▶ STATED PROBLEM
Give the listing again from its first line down to and including the line that contains "y-axis-label: Current Density (Ag⁻¹) [18,1105,49,1396]", swapping "legend-label" for "legend-entry" and leaving everything else unchanged.
====== RECORDS FOR PROCESSING ======
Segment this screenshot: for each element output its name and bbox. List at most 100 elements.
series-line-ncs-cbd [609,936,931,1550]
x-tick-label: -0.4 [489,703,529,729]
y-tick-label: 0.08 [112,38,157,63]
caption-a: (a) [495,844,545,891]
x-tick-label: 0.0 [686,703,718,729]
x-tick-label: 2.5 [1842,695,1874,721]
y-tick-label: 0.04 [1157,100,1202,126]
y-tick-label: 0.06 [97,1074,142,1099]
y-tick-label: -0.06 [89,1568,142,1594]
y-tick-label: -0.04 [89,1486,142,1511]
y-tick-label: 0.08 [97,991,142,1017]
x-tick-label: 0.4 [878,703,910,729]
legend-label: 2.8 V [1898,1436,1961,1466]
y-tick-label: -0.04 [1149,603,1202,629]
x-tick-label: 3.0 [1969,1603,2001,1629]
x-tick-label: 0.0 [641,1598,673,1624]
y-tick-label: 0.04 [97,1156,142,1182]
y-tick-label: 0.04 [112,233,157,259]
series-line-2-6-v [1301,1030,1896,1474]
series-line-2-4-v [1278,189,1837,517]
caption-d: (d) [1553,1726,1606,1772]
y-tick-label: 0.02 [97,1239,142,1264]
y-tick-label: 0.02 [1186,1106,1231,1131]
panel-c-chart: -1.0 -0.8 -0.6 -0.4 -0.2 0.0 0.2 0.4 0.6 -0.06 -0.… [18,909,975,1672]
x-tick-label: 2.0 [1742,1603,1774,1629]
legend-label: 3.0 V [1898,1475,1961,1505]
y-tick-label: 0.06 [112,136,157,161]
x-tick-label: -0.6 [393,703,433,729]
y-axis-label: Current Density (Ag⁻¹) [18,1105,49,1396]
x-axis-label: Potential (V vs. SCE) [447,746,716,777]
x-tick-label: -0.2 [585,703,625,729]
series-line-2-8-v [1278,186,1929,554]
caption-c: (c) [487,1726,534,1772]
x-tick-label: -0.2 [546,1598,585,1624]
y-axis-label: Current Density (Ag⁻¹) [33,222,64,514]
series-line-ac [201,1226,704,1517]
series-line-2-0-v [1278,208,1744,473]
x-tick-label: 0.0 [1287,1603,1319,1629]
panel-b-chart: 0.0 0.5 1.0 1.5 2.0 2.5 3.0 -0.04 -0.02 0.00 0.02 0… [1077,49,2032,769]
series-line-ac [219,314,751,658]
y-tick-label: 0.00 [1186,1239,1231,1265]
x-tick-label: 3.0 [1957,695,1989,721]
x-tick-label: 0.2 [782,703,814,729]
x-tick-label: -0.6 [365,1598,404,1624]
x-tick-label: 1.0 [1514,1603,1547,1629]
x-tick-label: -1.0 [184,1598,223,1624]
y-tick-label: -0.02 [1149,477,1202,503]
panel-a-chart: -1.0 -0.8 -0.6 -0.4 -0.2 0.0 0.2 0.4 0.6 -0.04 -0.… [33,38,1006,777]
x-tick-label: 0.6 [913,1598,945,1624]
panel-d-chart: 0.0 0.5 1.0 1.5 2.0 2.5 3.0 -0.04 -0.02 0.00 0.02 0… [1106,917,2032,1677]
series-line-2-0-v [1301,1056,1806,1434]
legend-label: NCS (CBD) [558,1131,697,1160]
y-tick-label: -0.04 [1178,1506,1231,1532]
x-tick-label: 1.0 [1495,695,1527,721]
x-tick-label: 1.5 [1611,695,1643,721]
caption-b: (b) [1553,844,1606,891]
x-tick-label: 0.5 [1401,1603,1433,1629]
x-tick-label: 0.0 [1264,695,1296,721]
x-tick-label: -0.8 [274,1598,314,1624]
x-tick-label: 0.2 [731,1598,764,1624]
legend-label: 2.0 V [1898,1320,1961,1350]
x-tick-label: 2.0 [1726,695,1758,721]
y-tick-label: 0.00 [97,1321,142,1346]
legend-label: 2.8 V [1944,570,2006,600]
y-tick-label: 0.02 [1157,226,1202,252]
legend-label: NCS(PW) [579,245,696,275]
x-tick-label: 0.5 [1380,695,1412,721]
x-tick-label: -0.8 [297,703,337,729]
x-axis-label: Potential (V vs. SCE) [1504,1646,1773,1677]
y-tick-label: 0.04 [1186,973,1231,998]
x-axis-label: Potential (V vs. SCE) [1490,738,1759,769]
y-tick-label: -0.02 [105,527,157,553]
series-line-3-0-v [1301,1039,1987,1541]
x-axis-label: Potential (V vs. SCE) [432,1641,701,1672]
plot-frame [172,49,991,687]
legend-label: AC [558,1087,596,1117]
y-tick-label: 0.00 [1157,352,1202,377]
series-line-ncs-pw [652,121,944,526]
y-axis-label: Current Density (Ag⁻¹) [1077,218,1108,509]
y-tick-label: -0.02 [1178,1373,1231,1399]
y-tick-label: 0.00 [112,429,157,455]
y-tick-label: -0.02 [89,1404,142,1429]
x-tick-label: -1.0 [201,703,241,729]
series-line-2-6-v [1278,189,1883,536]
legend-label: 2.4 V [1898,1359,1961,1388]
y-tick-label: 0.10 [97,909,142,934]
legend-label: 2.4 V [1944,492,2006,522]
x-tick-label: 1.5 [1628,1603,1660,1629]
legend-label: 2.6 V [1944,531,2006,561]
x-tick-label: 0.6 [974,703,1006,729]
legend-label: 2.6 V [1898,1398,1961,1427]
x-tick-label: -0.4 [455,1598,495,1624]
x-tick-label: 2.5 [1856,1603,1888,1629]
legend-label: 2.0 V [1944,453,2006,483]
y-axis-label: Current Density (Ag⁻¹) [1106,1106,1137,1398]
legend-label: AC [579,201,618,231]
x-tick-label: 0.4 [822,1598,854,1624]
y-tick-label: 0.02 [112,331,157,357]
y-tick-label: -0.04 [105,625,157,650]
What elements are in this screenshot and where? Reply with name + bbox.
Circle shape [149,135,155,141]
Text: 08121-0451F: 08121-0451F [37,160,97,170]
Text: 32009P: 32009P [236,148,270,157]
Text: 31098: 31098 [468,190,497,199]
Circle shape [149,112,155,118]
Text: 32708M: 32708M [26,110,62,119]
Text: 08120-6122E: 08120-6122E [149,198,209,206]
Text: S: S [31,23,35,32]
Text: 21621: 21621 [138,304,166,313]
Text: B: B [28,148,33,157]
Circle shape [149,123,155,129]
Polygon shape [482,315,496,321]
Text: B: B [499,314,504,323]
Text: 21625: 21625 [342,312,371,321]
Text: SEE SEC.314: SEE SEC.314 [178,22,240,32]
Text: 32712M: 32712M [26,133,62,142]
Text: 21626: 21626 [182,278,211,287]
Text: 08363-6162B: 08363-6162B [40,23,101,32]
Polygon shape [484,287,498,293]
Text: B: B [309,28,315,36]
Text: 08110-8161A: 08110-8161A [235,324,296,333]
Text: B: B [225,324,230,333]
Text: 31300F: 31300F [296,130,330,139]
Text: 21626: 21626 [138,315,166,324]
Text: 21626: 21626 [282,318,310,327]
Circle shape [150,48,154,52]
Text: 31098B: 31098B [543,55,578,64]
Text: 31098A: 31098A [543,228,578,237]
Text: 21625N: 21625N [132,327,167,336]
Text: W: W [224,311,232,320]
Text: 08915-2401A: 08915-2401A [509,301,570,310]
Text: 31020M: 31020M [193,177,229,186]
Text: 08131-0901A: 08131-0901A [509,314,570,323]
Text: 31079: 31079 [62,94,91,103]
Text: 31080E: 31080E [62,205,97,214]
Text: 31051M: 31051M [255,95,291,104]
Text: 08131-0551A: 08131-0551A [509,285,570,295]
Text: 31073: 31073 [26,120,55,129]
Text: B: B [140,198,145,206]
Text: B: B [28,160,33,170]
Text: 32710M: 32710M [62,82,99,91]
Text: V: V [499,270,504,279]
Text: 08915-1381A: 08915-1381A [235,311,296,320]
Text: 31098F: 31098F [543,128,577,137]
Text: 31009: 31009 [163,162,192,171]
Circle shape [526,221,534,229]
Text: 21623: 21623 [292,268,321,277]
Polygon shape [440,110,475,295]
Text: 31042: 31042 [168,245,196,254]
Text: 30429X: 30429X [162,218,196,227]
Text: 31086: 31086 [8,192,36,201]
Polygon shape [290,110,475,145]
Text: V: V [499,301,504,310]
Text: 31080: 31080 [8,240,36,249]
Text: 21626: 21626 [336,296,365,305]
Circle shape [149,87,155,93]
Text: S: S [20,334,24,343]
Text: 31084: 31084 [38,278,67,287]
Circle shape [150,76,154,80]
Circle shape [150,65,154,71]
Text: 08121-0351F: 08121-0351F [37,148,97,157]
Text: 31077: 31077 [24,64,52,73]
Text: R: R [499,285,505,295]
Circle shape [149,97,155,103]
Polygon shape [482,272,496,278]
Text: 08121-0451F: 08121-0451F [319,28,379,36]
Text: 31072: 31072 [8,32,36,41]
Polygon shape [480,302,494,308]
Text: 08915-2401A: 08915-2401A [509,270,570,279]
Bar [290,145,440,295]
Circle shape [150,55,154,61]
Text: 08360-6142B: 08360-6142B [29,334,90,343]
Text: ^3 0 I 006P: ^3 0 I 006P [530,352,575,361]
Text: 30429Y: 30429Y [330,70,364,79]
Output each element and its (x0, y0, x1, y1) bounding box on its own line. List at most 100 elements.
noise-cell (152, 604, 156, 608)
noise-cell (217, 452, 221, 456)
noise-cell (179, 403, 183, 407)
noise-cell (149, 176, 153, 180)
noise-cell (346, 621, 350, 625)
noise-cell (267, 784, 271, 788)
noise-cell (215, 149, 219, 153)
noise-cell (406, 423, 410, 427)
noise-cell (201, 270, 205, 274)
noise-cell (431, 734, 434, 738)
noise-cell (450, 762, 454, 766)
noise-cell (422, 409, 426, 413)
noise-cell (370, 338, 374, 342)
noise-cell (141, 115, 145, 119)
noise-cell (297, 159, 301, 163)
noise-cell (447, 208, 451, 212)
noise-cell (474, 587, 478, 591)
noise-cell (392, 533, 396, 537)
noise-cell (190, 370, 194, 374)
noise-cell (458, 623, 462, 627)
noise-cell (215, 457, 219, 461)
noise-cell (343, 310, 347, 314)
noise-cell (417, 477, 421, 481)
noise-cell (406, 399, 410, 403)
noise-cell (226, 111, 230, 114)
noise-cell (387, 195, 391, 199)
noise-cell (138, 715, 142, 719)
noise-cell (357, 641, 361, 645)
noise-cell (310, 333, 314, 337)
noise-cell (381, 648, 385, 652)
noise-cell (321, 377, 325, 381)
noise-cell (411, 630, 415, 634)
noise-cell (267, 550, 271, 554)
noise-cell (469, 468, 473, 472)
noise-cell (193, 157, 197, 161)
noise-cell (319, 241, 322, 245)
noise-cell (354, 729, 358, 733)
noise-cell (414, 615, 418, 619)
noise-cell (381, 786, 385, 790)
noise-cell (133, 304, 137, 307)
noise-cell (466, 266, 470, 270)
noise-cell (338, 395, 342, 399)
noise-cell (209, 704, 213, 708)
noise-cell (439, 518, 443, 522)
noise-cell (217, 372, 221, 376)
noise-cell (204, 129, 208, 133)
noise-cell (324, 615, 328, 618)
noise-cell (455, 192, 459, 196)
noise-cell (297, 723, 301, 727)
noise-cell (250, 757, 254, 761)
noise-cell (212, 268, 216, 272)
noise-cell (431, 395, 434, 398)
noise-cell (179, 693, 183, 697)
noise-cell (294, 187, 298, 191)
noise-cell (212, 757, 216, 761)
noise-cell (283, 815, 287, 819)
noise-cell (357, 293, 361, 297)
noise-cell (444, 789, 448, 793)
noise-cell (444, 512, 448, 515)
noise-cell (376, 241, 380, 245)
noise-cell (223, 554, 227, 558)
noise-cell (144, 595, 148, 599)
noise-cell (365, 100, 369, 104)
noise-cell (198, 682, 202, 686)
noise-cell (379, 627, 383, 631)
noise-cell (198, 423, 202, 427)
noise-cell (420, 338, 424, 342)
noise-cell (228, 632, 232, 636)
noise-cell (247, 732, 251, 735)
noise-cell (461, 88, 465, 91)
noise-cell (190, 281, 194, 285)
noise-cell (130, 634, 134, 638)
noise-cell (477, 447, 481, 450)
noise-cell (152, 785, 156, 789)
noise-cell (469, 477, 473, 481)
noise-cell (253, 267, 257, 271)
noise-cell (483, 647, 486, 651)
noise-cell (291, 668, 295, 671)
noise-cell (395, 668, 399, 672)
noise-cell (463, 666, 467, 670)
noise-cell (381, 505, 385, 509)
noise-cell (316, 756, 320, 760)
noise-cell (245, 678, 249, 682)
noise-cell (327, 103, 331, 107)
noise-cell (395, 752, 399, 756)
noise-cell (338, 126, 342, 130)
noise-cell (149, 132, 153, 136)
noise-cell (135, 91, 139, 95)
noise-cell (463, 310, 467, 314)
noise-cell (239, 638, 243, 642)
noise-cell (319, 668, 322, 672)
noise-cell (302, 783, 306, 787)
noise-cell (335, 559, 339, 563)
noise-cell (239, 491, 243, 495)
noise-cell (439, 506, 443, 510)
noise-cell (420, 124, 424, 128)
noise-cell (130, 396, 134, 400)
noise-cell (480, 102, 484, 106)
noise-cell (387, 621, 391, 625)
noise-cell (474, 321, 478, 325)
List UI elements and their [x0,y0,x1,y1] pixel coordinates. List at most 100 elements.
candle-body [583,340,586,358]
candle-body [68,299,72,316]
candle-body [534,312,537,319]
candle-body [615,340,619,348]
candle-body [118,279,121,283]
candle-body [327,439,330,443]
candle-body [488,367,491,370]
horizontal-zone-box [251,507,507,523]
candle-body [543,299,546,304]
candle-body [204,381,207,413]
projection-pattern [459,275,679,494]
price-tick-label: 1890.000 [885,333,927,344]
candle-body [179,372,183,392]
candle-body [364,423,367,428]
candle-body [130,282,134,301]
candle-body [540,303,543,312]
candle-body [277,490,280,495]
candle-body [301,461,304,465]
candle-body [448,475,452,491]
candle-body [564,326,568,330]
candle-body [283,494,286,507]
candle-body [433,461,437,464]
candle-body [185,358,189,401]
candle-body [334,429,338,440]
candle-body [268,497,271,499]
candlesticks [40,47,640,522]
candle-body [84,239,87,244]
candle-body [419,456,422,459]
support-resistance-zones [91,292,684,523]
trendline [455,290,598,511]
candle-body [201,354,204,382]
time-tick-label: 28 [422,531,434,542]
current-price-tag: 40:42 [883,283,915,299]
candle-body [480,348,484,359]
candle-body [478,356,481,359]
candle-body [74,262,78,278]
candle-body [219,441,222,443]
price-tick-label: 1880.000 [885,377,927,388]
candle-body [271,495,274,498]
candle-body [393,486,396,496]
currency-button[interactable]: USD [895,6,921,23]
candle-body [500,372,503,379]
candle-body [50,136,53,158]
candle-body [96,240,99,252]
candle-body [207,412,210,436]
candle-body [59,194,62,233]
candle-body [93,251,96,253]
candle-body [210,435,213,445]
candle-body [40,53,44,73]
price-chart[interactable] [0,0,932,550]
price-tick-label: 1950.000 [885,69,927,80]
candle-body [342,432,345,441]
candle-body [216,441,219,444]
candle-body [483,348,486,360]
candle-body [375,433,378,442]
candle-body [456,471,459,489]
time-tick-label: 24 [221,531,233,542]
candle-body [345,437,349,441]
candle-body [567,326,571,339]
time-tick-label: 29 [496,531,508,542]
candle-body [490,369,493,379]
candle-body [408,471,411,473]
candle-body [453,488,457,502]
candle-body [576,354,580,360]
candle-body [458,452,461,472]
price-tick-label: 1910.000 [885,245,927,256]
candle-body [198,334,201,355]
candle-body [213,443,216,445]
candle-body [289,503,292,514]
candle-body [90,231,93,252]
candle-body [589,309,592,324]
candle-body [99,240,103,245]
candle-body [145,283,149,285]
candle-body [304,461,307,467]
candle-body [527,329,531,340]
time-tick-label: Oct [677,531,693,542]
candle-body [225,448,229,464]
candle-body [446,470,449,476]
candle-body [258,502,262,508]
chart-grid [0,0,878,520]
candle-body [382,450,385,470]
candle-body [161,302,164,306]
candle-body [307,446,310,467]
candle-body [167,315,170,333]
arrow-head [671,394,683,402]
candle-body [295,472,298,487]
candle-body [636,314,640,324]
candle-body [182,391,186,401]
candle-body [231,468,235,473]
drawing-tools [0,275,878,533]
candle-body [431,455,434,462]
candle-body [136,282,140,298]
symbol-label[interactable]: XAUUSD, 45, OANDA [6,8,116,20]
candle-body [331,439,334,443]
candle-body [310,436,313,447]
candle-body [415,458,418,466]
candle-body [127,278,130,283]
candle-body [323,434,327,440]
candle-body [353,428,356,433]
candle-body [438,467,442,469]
======
▶ RESPONSE TO THIS EXERCISE
Segment this screenshot: for each element output its name and bbox. List at most 100 elements.
series-line-ncs-cbd [609,936,931,1550]
x-tick-label: -0.4 [489,703,529,729]
y-tick-label: 0.08 [112,38,157,63]
caption-a: (a) [495,844,545,891]
x-tick-label: 0.0 [686,703,718,729]
x-tick-label: 2.5 [1842,695,1874,721]
y-tick-label: 0.04 [1157,100,1202,126]
y-tick-label: 0.06 [97,1074,142,1099]
y-tick-label: -0.06 [89,1568,142,1594]
y-tick-label: -0.04 [89,1486,142,1511]
y-tick-label: 0.08 [97,991,142,1017]
x-tick-label: 0.4 [878,703,910,729]
legend-entry: 2.8 V [1898,1436,1961,1466]
y-tick-label: -0.04 [1149,603,1202,629]
x-tick-label: 3.0 [1969,1603,2001,1629]
x-tick-label: 0.0 [641,1598,673,1624]
y-tick-label: 0.04 [97,1156,142,1182]
y-tick-label: 0.04 [112,233,157,259]
series-line-2-6-v [1301,1030,1896,1474]
series-line-2-4-v [1278,189,1837,517]
caption-d: (d) [1553,1726,1606,1772]
y-tick-label: 0.02 [97,1239,142,1264]
y-tick-label: 0.02 [1186,1106,1231,1131]
panel-c-chart: -1.0 -0.8 -0.6 -0.4 -0.2 0.0 0.2 0.4 0.6 -0.06 -0.… [18,909,975,1672]
x-tick-label: 2.0 [1742,1603,1774,1629]
legend-entry: 3.0 V [1898,1475,1961,1505]
y-tick-label: 0.06 [112,136,157,161]
x-tick-label: -0.6 [393,703,433,729]
y-axis-label: Current Density (Ag⁻¹) [18,1105,49,1396]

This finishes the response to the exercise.